◆ **Prompt**: Reading the listing below, count the lines that contain the word "living" and give that count alone.

◆ **Entries shown**:

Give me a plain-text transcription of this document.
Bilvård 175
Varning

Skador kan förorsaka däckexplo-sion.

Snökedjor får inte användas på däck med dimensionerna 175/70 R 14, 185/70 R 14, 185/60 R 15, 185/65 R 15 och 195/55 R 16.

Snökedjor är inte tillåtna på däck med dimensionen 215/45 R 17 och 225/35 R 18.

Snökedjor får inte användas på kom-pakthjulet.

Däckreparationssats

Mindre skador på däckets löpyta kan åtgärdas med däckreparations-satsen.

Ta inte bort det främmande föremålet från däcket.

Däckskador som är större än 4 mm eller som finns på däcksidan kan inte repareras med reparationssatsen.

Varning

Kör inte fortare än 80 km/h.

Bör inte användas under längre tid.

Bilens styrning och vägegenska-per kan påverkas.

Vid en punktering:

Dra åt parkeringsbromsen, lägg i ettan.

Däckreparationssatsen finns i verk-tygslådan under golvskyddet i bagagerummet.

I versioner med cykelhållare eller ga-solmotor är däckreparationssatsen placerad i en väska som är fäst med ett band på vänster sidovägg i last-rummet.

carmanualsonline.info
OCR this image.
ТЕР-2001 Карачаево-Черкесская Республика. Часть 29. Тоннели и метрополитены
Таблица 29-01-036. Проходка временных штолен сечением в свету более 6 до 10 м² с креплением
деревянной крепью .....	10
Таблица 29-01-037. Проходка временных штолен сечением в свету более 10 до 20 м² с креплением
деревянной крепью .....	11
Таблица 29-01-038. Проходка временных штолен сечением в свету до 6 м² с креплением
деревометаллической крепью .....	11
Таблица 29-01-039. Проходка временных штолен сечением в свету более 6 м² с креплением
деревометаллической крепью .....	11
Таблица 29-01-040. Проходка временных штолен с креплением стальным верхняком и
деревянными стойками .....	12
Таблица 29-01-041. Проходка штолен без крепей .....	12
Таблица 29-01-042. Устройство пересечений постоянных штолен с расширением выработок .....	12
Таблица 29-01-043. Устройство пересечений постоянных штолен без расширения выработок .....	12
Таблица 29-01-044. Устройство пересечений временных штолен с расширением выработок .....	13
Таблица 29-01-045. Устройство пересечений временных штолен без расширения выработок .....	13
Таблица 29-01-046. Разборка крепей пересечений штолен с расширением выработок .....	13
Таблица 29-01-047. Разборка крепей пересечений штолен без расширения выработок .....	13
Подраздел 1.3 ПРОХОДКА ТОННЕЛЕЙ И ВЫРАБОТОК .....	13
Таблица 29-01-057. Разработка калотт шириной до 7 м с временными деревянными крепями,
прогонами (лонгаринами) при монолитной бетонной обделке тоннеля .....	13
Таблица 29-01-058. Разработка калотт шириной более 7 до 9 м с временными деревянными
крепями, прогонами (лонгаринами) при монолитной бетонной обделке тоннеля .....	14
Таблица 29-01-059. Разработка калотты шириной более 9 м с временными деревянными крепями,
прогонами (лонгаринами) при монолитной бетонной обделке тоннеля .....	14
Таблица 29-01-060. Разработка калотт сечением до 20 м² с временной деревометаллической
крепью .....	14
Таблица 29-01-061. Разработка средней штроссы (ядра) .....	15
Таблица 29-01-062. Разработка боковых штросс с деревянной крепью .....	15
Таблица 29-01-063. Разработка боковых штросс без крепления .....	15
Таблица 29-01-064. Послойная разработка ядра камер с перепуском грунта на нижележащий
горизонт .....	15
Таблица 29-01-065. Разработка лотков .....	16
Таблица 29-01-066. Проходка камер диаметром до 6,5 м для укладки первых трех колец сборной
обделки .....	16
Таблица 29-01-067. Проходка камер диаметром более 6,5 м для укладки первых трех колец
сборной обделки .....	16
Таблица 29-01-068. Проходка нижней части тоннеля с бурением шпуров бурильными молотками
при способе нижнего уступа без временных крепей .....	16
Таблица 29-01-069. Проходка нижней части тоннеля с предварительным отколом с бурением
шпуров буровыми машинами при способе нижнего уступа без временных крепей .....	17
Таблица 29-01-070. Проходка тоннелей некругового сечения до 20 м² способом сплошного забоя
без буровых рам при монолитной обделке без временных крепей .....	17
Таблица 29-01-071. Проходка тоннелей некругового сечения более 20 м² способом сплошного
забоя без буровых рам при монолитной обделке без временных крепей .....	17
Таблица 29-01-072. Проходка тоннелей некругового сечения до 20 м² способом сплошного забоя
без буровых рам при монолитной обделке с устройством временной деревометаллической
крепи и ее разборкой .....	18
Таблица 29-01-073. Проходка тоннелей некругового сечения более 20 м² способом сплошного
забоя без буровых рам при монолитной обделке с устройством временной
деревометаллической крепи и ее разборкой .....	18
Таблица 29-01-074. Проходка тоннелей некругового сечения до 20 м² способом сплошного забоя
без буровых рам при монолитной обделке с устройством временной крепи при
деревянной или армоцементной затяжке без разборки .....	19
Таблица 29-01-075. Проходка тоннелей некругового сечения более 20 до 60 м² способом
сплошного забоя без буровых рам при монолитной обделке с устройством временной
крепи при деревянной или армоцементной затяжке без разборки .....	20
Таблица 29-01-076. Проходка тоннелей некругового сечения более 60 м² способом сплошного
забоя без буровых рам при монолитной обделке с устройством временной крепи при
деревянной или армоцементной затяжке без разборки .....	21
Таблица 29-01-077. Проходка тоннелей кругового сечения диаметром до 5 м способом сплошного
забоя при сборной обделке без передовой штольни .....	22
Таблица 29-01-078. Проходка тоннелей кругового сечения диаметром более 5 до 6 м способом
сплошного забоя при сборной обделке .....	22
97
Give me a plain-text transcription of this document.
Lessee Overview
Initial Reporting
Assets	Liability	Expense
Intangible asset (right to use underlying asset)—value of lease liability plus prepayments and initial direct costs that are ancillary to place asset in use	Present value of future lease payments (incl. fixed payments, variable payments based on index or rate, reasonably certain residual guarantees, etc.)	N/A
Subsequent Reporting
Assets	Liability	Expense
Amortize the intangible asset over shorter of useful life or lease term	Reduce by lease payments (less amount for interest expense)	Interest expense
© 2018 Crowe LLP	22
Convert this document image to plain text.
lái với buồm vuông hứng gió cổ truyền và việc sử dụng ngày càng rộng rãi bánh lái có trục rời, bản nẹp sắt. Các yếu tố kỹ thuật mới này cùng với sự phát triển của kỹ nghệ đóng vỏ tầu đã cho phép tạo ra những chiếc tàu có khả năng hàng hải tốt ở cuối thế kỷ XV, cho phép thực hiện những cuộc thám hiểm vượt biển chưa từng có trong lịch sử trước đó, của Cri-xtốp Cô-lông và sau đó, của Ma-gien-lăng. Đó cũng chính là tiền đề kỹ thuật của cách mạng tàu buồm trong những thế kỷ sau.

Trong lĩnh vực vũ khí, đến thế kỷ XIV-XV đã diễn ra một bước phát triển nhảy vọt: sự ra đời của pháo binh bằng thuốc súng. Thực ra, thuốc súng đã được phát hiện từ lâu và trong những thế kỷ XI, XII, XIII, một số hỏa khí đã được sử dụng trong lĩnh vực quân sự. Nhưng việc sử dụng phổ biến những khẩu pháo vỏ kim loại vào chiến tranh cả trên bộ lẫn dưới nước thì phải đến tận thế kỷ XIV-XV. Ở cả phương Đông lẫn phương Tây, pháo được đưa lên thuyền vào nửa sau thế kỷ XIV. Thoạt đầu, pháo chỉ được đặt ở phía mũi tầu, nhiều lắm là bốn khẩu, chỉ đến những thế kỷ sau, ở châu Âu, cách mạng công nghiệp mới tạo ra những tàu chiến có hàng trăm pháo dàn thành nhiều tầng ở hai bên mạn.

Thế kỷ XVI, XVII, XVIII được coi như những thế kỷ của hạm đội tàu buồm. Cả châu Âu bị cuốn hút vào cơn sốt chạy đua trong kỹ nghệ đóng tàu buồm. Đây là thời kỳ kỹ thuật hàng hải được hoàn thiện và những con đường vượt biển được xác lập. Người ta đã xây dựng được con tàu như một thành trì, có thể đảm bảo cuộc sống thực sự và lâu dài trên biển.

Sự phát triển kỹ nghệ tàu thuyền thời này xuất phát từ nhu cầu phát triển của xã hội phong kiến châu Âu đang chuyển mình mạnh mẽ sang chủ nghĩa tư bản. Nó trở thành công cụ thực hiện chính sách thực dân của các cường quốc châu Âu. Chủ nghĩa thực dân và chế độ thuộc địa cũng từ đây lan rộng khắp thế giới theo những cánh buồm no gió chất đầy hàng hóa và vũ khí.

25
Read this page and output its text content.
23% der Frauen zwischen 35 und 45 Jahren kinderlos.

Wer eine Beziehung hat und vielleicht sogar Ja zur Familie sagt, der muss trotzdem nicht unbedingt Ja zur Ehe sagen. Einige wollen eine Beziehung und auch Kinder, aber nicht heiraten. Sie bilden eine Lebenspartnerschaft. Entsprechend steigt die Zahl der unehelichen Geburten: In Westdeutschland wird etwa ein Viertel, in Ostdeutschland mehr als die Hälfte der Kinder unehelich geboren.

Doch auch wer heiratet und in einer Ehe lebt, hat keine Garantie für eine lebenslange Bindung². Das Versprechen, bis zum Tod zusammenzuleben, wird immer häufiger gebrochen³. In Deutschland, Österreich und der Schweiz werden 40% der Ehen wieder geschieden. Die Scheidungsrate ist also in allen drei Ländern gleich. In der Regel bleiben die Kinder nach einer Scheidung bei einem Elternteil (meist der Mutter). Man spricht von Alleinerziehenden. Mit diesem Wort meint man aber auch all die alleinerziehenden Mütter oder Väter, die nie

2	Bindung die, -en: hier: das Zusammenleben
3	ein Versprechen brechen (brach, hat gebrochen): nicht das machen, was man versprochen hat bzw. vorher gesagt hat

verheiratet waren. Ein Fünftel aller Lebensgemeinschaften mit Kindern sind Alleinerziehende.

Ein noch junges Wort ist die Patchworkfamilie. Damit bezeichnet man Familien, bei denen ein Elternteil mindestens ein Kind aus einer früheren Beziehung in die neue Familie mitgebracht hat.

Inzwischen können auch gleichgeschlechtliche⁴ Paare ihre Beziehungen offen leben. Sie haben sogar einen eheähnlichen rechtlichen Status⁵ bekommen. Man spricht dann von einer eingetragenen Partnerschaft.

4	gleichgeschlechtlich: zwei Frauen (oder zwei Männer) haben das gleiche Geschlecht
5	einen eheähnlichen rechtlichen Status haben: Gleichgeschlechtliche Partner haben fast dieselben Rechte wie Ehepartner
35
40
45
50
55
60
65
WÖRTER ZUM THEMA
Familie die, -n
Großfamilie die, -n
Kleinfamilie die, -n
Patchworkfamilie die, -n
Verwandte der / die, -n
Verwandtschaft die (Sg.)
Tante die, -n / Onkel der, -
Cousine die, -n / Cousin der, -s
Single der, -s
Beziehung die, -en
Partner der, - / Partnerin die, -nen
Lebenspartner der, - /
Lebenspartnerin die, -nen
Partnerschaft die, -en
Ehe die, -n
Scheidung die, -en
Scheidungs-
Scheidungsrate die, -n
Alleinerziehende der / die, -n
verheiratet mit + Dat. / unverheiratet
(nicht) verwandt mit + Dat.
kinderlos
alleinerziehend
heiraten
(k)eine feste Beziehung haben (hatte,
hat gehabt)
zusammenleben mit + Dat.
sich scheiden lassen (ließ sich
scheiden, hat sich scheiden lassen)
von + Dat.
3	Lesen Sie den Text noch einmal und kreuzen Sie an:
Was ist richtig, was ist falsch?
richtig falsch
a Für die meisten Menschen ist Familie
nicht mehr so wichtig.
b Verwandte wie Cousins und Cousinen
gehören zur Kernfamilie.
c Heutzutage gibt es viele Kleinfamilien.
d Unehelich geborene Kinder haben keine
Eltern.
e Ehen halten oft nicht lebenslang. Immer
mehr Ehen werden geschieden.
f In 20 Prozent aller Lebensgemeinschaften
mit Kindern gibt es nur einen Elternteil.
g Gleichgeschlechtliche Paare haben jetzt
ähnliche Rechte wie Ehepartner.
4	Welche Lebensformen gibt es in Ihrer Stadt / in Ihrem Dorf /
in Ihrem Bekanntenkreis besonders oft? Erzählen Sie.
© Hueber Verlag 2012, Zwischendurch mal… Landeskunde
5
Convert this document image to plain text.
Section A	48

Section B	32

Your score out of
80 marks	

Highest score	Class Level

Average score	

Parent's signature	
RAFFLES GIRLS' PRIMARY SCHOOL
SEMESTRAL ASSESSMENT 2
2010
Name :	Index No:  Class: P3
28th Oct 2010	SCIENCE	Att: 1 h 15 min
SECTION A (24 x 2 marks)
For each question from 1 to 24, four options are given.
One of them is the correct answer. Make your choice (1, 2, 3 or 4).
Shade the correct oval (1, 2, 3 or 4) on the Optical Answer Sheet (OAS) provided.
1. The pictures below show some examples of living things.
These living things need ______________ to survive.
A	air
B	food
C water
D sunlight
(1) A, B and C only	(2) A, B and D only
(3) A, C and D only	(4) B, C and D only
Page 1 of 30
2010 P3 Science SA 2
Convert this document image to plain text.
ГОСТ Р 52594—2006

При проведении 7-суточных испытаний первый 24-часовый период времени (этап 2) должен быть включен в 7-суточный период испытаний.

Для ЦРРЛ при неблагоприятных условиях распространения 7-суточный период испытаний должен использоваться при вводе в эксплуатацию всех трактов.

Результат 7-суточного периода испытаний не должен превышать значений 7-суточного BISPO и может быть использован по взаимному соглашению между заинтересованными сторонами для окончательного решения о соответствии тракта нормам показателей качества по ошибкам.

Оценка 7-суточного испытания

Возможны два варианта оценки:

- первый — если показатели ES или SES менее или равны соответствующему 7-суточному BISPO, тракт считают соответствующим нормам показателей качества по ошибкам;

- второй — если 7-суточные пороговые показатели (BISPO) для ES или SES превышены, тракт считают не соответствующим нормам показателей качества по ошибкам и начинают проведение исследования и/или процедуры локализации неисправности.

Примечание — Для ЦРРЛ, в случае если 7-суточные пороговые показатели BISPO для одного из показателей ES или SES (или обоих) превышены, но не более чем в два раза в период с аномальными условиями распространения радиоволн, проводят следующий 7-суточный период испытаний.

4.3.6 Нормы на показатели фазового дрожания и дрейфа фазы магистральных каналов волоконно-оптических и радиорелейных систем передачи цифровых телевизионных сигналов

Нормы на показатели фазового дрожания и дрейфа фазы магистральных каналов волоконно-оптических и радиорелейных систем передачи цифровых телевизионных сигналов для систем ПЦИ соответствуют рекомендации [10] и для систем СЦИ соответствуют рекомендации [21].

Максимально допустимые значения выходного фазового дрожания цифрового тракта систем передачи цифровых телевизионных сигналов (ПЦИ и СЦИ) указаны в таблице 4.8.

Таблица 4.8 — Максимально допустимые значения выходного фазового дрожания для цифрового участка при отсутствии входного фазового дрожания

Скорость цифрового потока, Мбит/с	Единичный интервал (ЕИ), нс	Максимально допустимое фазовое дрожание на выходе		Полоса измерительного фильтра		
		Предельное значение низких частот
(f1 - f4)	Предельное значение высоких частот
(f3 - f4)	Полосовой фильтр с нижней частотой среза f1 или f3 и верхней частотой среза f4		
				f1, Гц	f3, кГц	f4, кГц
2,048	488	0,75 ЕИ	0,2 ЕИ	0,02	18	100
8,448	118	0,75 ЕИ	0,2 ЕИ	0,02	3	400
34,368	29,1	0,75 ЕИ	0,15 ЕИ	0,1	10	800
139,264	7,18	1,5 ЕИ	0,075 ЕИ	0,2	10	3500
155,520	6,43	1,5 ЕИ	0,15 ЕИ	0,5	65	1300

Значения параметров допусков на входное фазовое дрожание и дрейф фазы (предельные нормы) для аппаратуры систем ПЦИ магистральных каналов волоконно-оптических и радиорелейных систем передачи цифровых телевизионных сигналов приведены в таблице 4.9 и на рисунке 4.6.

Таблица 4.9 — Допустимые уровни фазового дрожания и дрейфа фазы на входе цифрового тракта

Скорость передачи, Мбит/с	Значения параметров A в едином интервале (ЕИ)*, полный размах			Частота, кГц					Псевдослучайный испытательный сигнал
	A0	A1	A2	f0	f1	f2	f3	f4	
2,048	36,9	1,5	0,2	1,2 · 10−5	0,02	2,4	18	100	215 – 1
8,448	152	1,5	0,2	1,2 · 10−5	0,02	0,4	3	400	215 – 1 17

◆ **Exercise answer**: 2